List each line of the data that holds the word "Switch".
## begin Entries shown
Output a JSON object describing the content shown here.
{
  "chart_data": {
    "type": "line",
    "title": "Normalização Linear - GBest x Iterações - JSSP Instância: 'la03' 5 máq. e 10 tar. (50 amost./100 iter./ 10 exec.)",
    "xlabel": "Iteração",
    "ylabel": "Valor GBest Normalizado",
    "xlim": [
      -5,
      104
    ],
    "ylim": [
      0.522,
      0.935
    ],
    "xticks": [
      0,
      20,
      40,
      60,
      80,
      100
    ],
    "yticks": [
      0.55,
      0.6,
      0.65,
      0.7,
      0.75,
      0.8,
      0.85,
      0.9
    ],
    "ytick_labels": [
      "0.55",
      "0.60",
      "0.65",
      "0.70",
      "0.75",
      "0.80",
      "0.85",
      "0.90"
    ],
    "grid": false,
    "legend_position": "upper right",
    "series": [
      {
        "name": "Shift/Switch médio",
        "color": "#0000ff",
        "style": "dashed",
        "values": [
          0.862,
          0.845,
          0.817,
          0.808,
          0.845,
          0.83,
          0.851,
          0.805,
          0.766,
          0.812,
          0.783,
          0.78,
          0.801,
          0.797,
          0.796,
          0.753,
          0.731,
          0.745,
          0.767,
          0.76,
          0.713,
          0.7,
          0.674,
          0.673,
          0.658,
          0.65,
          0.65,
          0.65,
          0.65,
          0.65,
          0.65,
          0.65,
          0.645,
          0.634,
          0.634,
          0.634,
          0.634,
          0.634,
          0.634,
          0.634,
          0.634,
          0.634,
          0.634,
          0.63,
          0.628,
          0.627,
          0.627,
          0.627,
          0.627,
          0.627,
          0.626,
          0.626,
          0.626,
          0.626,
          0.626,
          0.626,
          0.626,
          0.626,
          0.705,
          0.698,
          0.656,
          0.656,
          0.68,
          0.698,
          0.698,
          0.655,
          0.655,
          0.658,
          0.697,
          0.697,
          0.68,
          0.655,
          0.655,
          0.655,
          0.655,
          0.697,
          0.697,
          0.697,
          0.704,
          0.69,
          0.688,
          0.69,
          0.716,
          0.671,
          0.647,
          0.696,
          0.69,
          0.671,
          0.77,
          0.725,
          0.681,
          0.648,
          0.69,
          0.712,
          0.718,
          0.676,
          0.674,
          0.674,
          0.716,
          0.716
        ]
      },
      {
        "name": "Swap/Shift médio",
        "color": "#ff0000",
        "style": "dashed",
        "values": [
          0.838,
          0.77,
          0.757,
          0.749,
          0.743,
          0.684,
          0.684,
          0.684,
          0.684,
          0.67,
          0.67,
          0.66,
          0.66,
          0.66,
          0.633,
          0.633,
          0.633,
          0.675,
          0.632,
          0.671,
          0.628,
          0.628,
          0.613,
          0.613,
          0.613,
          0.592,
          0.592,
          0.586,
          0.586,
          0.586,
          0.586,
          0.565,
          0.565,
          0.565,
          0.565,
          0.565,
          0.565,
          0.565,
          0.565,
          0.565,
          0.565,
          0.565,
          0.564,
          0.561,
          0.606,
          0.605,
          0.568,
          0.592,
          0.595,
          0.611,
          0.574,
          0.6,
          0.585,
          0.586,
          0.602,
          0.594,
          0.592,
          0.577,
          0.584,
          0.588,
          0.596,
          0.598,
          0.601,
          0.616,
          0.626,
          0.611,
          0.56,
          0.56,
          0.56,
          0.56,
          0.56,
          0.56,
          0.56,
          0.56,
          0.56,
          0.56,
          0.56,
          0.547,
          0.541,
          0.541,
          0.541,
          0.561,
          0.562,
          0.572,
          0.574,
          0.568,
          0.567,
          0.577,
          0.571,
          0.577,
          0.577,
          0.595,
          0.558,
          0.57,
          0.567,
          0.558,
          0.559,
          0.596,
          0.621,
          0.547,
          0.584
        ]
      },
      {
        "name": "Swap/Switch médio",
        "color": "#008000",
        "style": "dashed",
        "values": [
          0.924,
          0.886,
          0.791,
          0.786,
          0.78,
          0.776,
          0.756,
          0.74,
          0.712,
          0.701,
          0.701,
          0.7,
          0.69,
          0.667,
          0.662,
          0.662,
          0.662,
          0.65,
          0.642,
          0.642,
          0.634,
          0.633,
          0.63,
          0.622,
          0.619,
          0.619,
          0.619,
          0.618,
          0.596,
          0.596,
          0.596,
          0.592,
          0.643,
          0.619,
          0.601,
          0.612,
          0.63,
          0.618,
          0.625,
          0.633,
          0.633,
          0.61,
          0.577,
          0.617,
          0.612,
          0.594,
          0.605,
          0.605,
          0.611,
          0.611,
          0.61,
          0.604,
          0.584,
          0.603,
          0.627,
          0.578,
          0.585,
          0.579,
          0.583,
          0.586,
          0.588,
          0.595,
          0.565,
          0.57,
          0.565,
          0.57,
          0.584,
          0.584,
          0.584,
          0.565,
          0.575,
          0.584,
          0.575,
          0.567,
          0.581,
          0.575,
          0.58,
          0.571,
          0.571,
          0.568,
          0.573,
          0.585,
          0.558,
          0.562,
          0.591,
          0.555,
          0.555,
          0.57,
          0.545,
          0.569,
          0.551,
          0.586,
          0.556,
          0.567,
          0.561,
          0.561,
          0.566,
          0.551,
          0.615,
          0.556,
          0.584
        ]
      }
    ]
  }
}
## end Entries shown
● **Response**:
        "name": "Shift/Switch médio",
        "name": "Swap/Switch médio",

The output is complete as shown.